Annotated element listings:
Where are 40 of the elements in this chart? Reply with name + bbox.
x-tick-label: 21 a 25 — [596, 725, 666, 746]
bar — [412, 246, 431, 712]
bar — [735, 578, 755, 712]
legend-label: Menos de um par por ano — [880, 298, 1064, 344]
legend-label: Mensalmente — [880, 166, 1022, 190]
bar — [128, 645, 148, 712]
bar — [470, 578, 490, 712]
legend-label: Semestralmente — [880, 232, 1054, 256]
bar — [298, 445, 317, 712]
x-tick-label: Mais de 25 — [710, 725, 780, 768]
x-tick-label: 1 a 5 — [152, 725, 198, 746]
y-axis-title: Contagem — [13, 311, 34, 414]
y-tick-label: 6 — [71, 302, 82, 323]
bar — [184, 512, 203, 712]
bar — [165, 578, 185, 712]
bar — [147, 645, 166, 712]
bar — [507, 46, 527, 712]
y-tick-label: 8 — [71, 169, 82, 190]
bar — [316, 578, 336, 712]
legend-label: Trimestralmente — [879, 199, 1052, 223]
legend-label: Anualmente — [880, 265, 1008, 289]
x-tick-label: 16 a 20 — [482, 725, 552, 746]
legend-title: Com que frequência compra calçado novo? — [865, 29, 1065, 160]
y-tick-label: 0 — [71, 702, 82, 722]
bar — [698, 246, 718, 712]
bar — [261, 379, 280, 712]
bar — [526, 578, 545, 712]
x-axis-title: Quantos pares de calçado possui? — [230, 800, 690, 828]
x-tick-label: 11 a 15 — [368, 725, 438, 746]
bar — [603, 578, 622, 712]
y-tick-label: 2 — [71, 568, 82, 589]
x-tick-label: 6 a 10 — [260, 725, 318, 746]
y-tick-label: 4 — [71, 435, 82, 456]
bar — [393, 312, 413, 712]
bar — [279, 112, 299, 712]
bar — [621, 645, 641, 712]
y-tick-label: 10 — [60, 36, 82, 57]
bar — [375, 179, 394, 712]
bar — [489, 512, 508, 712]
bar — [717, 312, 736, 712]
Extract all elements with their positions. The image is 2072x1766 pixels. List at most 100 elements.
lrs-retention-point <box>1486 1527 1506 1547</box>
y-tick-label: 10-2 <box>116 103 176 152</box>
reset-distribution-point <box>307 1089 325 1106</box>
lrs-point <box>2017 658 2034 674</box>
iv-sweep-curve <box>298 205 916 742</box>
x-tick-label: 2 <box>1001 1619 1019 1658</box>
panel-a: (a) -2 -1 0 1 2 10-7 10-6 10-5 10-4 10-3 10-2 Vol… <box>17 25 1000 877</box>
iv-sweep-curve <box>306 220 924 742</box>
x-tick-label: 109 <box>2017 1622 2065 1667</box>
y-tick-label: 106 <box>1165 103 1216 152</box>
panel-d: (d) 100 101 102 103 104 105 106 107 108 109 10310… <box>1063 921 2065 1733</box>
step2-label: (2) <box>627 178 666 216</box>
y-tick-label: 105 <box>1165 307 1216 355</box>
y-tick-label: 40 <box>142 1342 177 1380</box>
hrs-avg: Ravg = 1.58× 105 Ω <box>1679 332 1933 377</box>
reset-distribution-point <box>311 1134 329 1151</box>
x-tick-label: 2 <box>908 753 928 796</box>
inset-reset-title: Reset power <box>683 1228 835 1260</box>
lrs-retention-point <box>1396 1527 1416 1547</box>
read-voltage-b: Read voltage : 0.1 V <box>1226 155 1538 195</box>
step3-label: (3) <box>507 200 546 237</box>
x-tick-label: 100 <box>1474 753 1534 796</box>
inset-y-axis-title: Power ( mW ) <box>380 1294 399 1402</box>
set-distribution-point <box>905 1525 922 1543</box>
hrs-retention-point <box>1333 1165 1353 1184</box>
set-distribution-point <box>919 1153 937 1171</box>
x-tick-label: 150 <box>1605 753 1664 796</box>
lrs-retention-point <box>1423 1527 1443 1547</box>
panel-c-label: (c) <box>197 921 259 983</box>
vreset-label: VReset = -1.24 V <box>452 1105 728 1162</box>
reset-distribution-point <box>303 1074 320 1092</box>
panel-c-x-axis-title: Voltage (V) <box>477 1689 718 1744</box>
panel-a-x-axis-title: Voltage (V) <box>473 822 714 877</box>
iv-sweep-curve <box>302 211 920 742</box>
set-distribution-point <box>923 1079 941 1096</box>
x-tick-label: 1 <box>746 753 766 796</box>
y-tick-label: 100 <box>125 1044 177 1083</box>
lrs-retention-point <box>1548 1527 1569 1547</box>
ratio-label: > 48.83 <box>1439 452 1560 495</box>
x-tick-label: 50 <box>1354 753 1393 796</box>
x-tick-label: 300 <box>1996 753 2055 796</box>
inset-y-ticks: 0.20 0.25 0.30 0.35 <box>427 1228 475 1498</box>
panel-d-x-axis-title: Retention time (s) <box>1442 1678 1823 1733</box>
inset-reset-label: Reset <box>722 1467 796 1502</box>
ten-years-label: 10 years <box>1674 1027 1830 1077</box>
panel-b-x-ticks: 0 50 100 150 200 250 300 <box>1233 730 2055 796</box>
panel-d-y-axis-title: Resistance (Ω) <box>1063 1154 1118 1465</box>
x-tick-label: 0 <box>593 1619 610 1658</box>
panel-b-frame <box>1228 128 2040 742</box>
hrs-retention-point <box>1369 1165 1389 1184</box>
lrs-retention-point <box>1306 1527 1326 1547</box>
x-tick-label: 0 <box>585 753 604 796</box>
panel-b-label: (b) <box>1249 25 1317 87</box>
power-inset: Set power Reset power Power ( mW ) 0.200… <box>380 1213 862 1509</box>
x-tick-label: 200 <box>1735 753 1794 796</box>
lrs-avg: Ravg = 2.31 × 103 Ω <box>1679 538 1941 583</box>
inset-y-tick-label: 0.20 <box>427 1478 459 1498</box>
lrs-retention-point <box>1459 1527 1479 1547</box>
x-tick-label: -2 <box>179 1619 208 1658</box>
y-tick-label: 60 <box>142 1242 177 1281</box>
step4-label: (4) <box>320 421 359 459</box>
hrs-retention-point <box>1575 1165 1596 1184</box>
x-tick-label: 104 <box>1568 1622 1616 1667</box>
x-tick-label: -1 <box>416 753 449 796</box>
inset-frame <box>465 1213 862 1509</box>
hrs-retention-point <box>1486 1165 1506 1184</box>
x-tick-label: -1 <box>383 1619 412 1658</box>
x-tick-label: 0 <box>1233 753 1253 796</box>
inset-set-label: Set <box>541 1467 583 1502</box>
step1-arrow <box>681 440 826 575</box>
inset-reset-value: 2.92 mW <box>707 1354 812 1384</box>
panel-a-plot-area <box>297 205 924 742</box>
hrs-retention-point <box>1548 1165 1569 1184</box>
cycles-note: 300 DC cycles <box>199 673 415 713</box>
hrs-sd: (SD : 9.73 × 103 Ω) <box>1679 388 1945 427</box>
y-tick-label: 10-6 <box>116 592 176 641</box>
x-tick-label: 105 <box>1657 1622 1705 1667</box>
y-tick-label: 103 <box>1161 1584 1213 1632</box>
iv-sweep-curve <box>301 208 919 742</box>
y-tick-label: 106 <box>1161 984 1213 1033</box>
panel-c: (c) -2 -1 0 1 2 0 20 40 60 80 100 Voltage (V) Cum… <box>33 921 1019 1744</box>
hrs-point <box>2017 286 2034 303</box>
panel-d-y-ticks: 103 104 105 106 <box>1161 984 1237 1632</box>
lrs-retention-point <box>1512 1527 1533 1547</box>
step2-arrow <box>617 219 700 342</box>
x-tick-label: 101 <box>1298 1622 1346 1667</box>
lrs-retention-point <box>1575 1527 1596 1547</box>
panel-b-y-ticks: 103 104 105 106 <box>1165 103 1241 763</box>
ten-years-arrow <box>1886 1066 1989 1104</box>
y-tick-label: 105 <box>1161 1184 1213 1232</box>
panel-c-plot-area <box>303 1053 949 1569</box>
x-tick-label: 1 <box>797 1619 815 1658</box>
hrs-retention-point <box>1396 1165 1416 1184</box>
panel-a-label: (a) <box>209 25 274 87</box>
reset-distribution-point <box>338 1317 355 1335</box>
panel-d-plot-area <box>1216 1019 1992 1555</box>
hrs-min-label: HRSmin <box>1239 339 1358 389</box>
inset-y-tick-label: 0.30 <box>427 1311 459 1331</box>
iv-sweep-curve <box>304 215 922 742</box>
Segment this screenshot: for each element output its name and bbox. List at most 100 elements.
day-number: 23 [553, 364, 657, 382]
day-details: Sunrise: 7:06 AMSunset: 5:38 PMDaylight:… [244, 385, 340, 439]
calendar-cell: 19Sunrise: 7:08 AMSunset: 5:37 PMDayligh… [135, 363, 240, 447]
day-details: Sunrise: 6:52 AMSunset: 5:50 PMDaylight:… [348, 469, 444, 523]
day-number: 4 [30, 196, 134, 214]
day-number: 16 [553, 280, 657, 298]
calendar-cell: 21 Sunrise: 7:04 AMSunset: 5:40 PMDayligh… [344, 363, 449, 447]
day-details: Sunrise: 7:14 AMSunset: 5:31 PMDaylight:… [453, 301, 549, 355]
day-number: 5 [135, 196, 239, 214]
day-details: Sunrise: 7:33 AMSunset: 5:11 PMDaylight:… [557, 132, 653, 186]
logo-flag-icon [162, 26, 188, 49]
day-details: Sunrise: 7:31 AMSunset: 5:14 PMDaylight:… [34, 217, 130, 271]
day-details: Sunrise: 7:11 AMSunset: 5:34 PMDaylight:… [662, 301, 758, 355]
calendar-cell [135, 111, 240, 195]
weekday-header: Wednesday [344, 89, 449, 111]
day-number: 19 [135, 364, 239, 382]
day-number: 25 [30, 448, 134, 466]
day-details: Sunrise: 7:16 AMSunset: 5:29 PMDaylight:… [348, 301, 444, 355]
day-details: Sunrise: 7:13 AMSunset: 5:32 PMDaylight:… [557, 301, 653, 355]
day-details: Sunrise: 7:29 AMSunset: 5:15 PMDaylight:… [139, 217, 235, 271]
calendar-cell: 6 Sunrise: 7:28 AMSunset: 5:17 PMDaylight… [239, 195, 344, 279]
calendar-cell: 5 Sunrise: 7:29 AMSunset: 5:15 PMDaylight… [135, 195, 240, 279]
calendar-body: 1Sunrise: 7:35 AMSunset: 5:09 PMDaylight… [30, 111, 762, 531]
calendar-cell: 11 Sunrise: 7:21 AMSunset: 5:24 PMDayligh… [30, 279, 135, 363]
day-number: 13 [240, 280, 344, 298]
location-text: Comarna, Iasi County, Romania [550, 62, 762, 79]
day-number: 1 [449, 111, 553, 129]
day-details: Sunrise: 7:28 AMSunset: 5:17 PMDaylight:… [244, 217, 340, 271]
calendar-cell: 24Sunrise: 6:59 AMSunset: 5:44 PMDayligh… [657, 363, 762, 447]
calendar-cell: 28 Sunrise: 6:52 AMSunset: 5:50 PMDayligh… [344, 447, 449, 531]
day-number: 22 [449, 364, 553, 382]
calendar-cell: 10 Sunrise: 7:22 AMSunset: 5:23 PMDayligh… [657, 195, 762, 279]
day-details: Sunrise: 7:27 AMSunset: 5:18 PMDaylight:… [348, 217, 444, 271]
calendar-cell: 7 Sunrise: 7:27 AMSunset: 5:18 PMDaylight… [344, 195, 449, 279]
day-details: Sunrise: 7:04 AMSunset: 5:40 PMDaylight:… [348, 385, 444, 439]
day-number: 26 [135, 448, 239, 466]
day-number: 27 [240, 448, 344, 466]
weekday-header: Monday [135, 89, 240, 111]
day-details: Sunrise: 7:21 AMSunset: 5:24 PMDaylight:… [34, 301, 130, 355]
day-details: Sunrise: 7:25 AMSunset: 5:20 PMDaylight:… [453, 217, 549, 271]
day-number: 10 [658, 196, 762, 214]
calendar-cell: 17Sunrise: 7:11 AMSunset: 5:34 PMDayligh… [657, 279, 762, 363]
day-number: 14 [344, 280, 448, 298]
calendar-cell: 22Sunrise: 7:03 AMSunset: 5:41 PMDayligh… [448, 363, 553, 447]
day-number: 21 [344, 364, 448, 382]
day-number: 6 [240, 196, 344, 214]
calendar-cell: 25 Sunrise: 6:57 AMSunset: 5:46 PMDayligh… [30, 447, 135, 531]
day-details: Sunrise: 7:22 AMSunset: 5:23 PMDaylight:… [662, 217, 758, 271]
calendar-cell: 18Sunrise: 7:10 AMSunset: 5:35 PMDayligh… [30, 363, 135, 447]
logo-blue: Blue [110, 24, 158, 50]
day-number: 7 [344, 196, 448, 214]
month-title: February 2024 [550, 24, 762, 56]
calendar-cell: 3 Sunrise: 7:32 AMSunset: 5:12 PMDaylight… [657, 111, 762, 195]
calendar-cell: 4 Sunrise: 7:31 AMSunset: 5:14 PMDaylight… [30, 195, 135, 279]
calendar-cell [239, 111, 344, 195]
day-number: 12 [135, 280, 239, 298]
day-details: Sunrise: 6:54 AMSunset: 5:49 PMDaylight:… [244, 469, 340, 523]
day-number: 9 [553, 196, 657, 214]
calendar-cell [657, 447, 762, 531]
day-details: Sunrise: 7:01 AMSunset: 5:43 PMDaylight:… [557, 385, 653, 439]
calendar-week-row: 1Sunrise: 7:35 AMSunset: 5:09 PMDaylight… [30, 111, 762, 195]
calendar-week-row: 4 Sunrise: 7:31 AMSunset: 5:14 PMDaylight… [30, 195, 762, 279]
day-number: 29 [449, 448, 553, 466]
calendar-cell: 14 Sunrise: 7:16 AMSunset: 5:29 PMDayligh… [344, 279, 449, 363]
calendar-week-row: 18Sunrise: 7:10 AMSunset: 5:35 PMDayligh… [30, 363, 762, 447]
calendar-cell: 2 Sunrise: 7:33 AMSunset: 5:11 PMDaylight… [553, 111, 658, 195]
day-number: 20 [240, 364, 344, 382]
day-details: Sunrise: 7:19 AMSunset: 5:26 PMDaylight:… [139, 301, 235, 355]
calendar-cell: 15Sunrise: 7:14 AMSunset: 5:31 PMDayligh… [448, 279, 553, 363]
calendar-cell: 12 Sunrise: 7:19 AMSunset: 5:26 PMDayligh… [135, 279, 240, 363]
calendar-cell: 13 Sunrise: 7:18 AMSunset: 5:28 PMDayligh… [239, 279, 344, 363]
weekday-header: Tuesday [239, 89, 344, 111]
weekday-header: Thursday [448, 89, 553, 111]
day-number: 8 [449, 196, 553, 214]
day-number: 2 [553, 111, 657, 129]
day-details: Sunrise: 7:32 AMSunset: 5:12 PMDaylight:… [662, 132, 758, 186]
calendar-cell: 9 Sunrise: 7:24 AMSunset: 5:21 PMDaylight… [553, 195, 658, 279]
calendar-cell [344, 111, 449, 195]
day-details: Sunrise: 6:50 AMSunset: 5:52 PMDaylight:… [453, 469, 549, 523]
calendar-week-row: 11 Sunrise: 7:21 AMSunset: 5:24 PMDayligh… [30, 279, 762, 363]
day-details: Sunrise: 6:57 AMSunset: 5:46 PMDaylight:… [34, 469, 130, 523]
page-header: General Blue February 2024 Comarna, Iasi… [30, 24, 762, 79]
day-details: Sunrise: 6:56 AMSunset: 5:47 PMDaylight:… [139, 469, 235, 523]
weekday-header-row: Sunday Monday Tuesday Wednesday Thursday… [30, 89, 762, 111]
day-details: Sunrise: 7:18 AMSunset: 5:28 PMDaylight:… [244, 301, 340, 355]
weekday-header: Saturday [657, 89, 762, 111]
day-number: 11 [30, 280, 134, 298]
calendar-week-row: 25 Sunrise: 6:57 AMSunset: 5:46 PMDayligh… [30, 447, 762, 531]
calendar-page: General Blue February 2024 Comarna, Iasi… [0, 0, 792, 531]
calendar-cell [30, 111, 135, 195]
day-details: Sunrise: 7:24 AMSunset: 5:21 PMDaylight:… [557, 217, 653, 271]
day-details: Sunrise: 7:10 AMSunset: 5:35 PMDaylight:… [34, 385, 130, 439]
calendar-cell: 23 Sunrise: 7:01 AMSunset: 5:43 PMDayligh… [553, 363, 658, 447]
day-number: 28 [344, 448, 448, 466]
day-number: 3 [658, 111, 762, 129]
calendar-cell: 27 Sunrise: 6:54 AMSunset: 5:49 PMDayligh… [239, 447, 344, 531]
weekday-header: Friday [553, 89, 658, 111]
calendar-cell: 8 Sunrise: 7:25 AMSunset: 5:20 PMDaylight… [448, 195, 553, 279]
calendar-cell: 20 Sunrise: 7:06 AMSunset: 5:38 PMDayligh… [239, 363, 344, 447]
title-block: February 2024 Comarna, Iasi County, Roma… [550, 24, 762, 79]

- **Exercise requirements**
Rewrite the material from its start through the line containing "y-tick-label: 106 <box>1165", replacing "legend-label" with "key-label" and keeping everything else unchanged.

- **Correct output**
Where are 40 of the elements in this chart? Reply with name + bbox.
x-tick-label: 21 a 25 — [596, 725, 666, 746]
bar — [412, 246, 431, 712]
bar — [735, 578, 755, 712]
key-label: Menos de um par por ano — [880, 298, 1064, 344]
key-label: Mensalmente — [880, 166, 1022, 190]
bar — [128, 645, 148, 712]
bar — [470, 578, 490, 712]
key-label: Semestralmente — [880, 232, 1054, 256]
bar — [298, 445, 317, 712]
x-tick-label: Mais de 25 — [710, 725, 780, 768]
x-tick-label: 1 a 5 — [152, 725, 198, 746]
y-axis-title: Contagem — [13, 311, 34, 414]
y-tick-label: 6 — [71, 302, 82, 323]
bar — [184, 512, 203, 712]
bar — [165, 578, 185, 712]
bar — [147, 645, 166, 712]
bar — [507, 46, 527, 712]
y-tick-label: 8 — [71, 169, 82, 190]
bar — [316, 578, 336, 712]
key-label: Trimestralmente — [879, 199, 1052, 223]
key-label: Anualmente — [880, 265, 1008, 289]
x-tick-label: 16 a 20 — [482, 725, 552, 746]
legend-title: Com que frequência compra calçado novo? — [865, 29, 1065, 160]
y-tick-label: 0 — [71, 702, 82, 722]
bar — [698, 246, 718, 712]
bar — [261, 379, 280, 712]
bar — [526, 578, 545, 712]
x-axis-title: Quantos pares de calçado possui? — [230, 800, 690, 828]
x-tick-label: 11 a 15 — [368, 725, 438, 746]
bar — [603, 578, 622, 712]
y-tick-label: 2 — [71, 568, 82, 589]
x-tick-label: 6 a 10 — [260, 725, 318, 746]
y-tick-label: 4 — [71, 435, 82, 456]
bar — [393, 312, 413, 712]
bar — [279, 112, 299, 712]
bar — [621, 645, 641, 712]
y-tick-label: 10 — [60, 36, 82, 57]
bar — [375, 179, 394, 712]
bar — [489, 512, 508, 712]
bar — [717, 312, 736, 712]
Extract all elements with their positions. The image is 2072x1766 pixels. List at most 100 elements.
lrs-retention-point <box>1486 1527 1506 1547</box>
y-tick-label: 10-2 <box>116 103 176 152</box>
reset-distribution-point <box>307 1089 325 1106</box>
lrs-point <box>2017 658 2034 674</box>
iv-sweep-curve <box>298 205 916 742</box>
x-tick-label: 2 <box>1001 1619 1019 1658</box>
panel-a: (a) -2 -1 0 1 2 10-7 10-6 10-5 10-4 10-3 10-2 Vol… <box>17 25 1000 877</box>
iv-sweep-curve <box>306 220 924 742</box>
x-tick-label: 109 <box>2017 1622 2065 1667</box>
y-tick-label: 106 <box>1165 103 1216 152</box>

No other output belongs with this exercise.